-- begin Exercise data --
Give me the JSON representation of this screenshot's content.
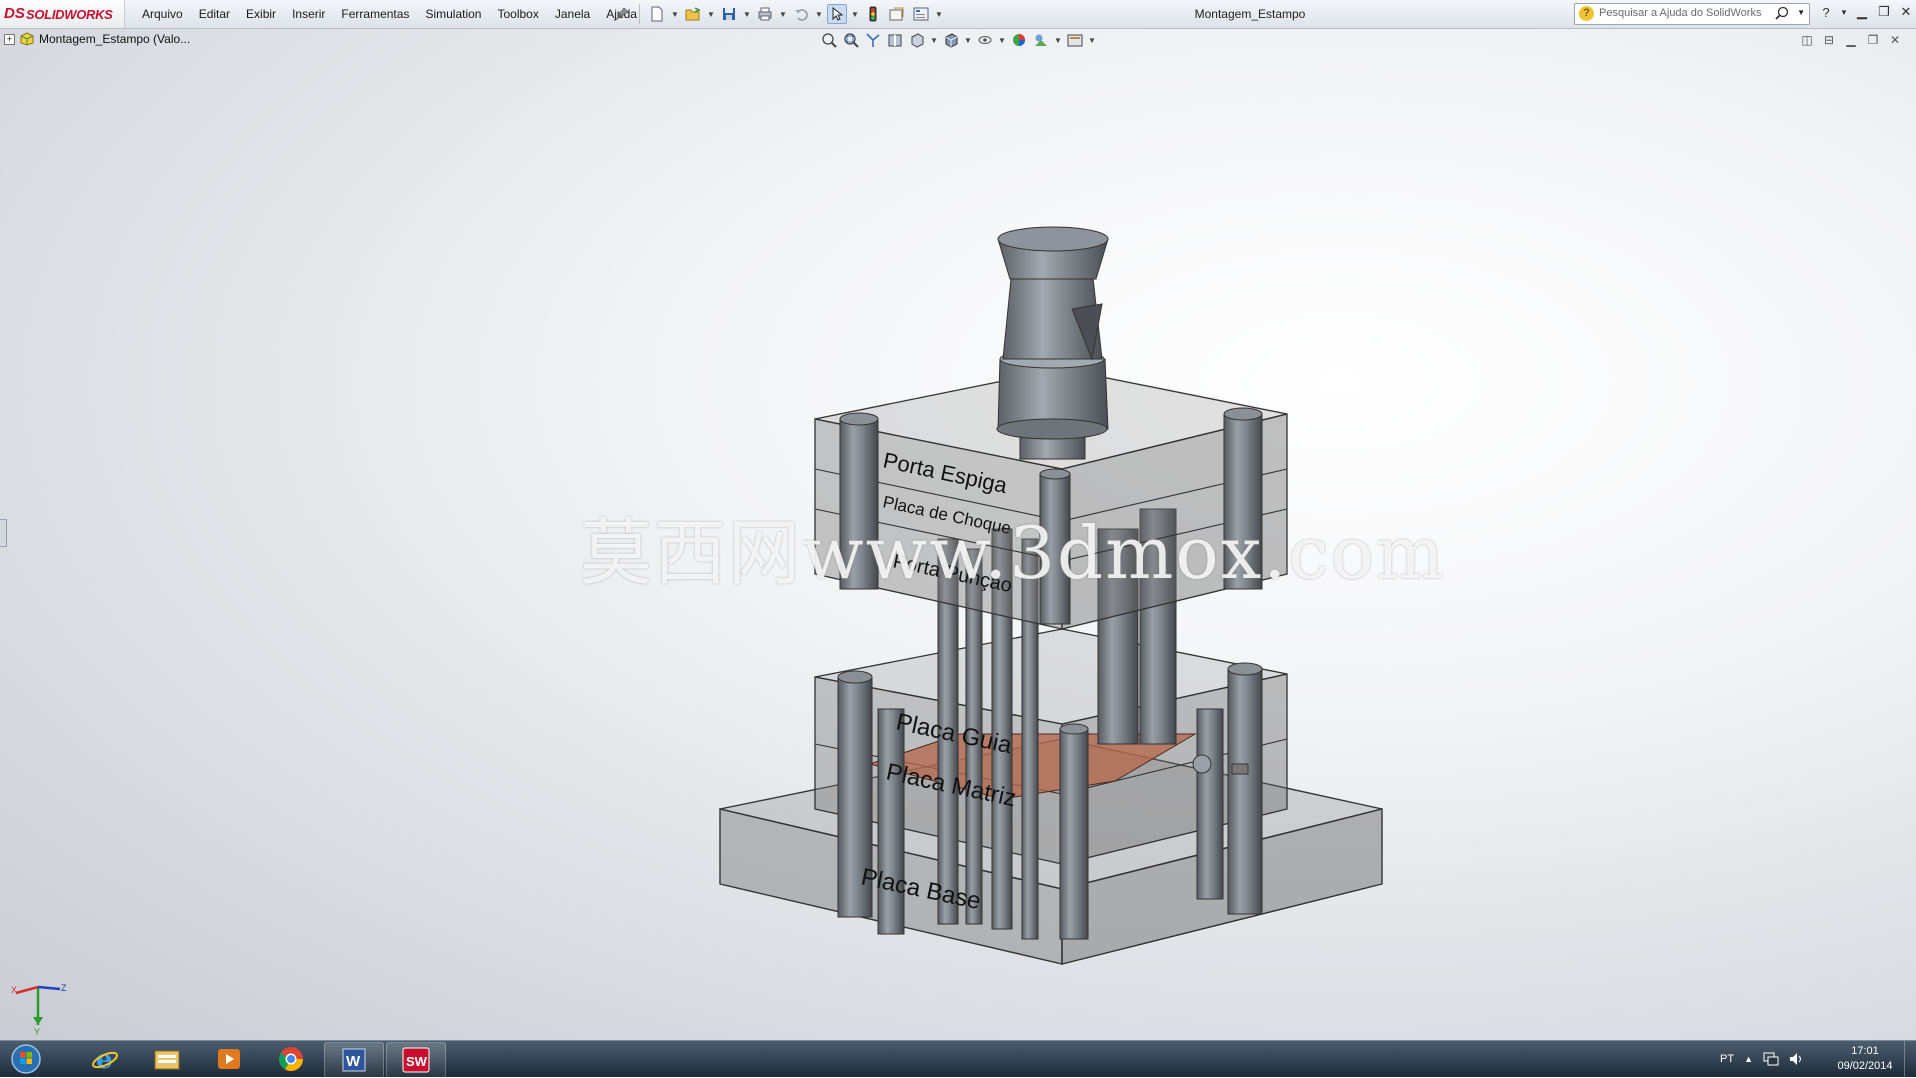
{
  "app": {
    "logo_prefix": "DS",
    "logo_name": "SOLIDWORKS"
  },
  "menu": [
    "Arquivo",
    "Editar",
    "Exibir",
    "Inserir",
    "Ferramentas",
    "Simulation",
    "Toolbox",
    "Janela",
    "Ajuda"
  ],
  "document": {
    "title": "Montagem_Estampo"
  },
  "search": {
    "placeholder": "Pesquisar a Ajuda do SolidWorks"
  },
  "feature_tree": {
    "root_label": "Montagem_Estampo  (Valo..."
  },
  "model_labels": {
    "porta_espiga": "Porta Espiga",
    "placa_choque": "Placa de Choque",
    "porta_puncao": "Porta Punção",
    "placa_guia": "Placa Guia",
    "placa_matriz": "Placa Matriz",
    "placa_base": "Placa Base"
  },
  "watermark": "莫西网www.3dmox.com",
  "triad": {
    "x": "X",
    "y": "Y",
    "z": "Z"
  },
  "taskbar": {
    "apps": [
      "start-orb-icon",
      "internet-explorer-icon",
      "file-explorer-icon",
      "media-player-icon",
      "chrome-icon",
      "word-icon",
      "solidworks-icon"
    ],
    "language": "PT",
    "time": "17:01",
    "date": "09/02/2014"
  },
  "colors": {
    "brand": "#c8102e",
    "plate_copper": "#b5654a",
    "taskbar": "#2a3846"
  }
}
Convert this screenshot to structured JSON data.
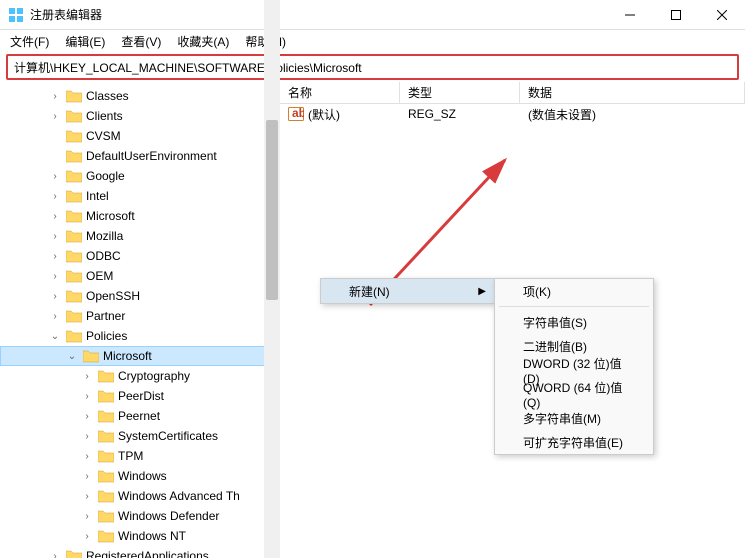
{
  "window": {
    "title": "注册表编辑器"
  },
  "menubar": {
    "file": "文件(F)",
    "edit": "编辑(E)",
    "view": "查看(V)",
    "favorites": "收藏夹(A)",
    "help": "帮助(H)"
  },
  "address": "计算机\\HKEY_LOCAL_MACHINE\\SOFTWARE\\Policies\\Microsoft",
  "tree": [
    {
      "label": "Classes",
      "indent": 3,
      "exp": ">"
    },
    {
      "label": "Clients",
      "indent": 3,
      "exp": ">"
    },
    {
      "label": "CVSM",
      "indent": 3,
      "exp": ""
    },
    {
      "label": "DefaultUserEnvironment",
      "indent": 3,
      "exp": ""
    },
    {
      "label": "Google",
      "indent": 3,
      "exp": ">"
    },
    {
      "label": "Intel",
      "indent": 3,
      "exp": ">"
    },
    {
      "label": "Microsoft",
      "indent": 3,
      "exp": ">"
    },
    {
      "label": "Mozilla",
      "indent": 3,
      "exp": ">"
    },
    {
      "label": "ODBC",
      "indent": 3,
      "exp": ">"
    },
    {
      "label": "OEM",
      "indent": 3,
      "exp": ">"
    },
    {
      "label": "OpenSSH",
      "indent": 3,
      "exp": ">"
    },
    {
      "label": "Partner",
      "indent": 3,
      "exp": ">"
    },
    {
      "label": "Policies",
      "indent": 3,
      "exp": "v"
    },
    {
      "label": "Microsoft",
      "indent": 4,
      "exp": "v",
      "selected": true
    },
    {
      "label": "Cryptography",
      "indent": 5,
      "exp": ">"
    },
    {
      "label": "PeerDist",
      "indent": 5,
      "exp": ">"
    },
    {
      "label": "Peernet",
      "indent": 5,
      "exp": ">"
    },
    {
      "label": "SystemCertificates",
      "indent": 5,
      "exp": ">"
    },
    {
      "label": "TPM",
      "indent": 5,
      "exp": ">"
    },
    {
      "label": "Windows",
      "indent": 5,
      "exp": ">"
    },
    {
      "label": "Windows Advanced Th",
      "indent": 5,
      "exp": ">"
    },
    {
      "label": "Windows Defender",
      "indent": 5,
      "exp": ">"
    },
    {
      "label": "Windows NT",
      "indent": 5,
      "exp": ">"
    },
    {
      "label": "RegisteredApplications",
      "indent": 3,
      "exp": ">"
    }
  ],
  "list": {
    "headers": {
      "name": "名称",
      "type": "类型",
      "data": "数据"
    },
    "rows": [
      {
        "name": "(默认)",
        "type": "REG_SZ",
        "data": "(数值未设置)"
      }
    ]
  },
  "context": {
    "parent": {
      "new": "新建(N)"
    },
    "sub": {
      "key": "项(K)",
      "string": "字符串值(S)",
      "binary": "二进制值(B)",
      "dword": "DWORD (32 位)值(D)",
      "qword": "QWORD (64 位)值(Q)",
      "multi": "多字符串值(M)",
      "expand": "可扩充字符串值(E)"
    }
  }
}
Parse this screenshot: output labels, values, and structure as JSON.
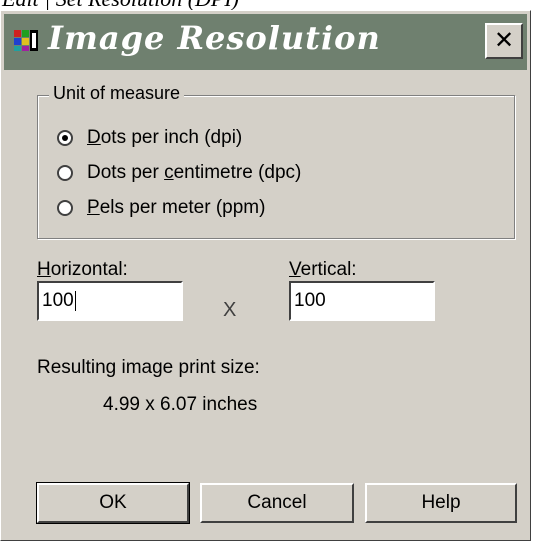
{
  "caption": "Edit | Set Resolution (DPI)",
  "dialog": {
    "title": "Image Resolution",
    "close_symbol": "✕",
    "app_icon": "image-resolution-icon"
  },
  "unit_group": {
    "legend": "Unit of measure",
    "options": [
      {
        "accel": "D",
        "rest": "ots per inch (dpi)",
        "selected": true
      },
      {
        "pre": "Dots per ",
        "accel": "c",
        "rest": "entimetre (dpc)",
        "selected": false
      },
      {
        "accel": "P",
        "rest": "els per meter (ppm)",
        "selected": false
      }
    ]
  },
  "fields": {
    "horizontal_accel": "H",
    "horizontal_rest": "orizontal:",
    "horizontal_value": "100",
    "times_symbol": "X",
    "vertical_accel": "V",
    "vertical_rest": "ertical:",
    "vertical_value": "100"
  },
  "result": {
    "label": "Resulting image print size:",
    "value": "4.99 x 6.07 inches"
  },
  "buttons": {
    "ok": "OK",
    "cancel": "Cancel",
    "help": "Help"
  }
}
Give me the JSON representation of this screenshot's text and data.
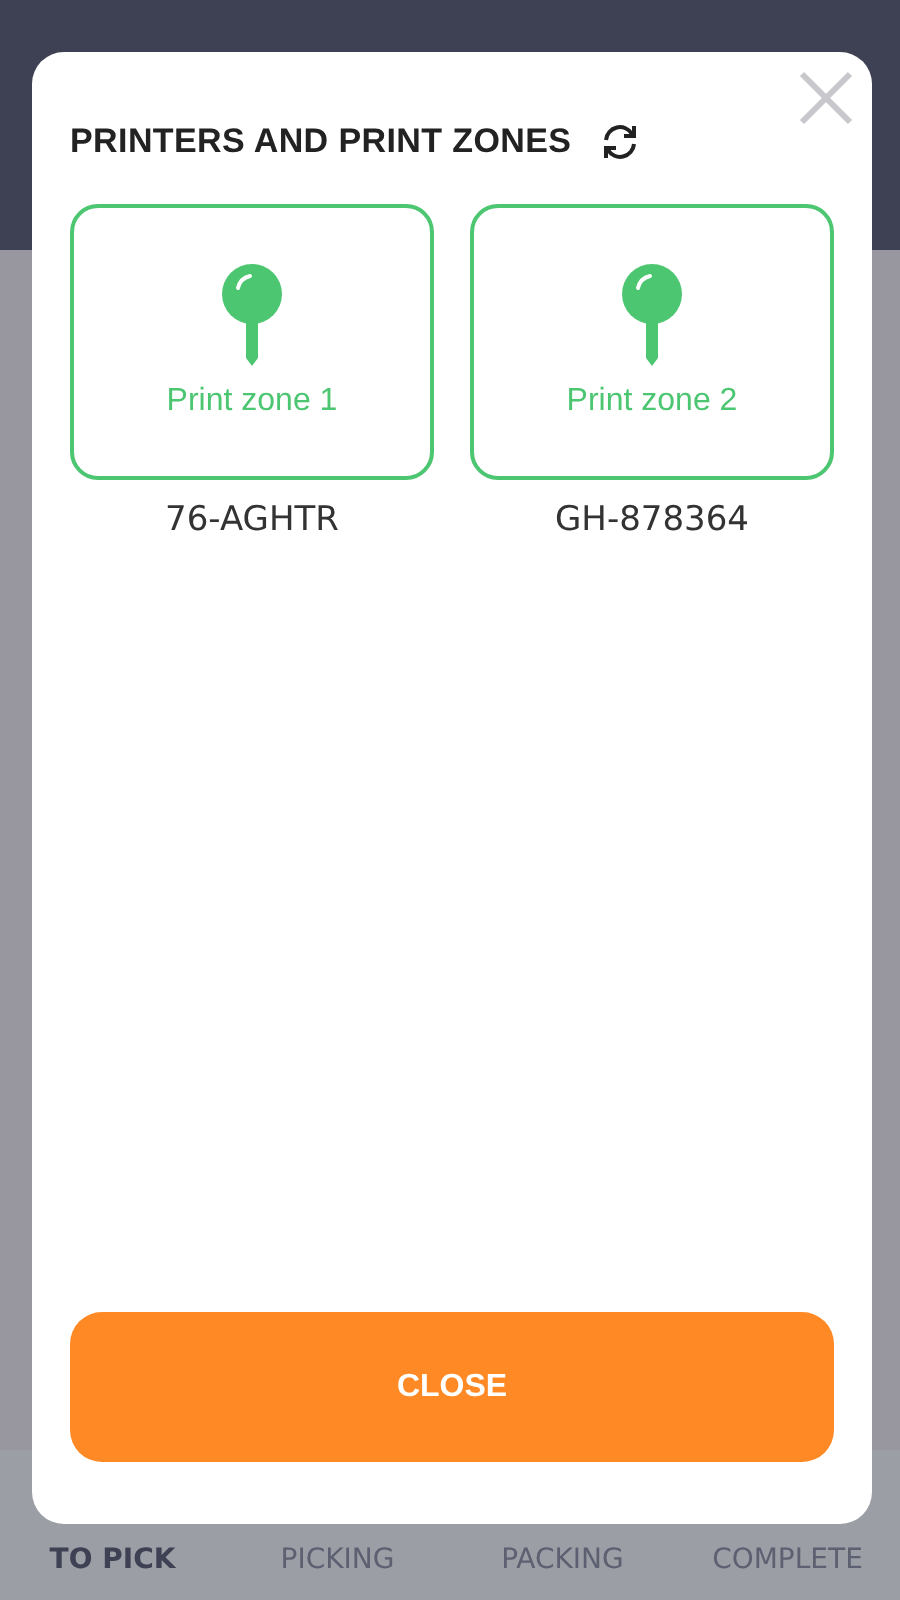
{
  "dialog": {
    "title": "PRINTERS AND PRINT ZONES",
    "zones": [
      {
        "label": "Print zone 1",
        "printer": "76-AGHTR"
      },
      {
        "label": "Print zone 2",
        "printer": "GH-878364"
      }
    ],
    "button": "CLOSE"
  },
  "bottom_tabs": [
    {
      "label": "TO PICK",
      "selected": true
    },
    {
      "label": "PICKING",
      "selected": false
    },
    {
      "label": "PACKING",
      "selected": false
    },
    {
      "label": "COMPLETE",
      "selected": false
    }
  ]
}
-- end Exercise data --
:: What to produce ::
Copy every line in the listing above where the string "Give" turns up.

:: The answer ::
Give me the JSON representation of this screenshot's content.
Give me the JSON representation of this screenshot's text and data.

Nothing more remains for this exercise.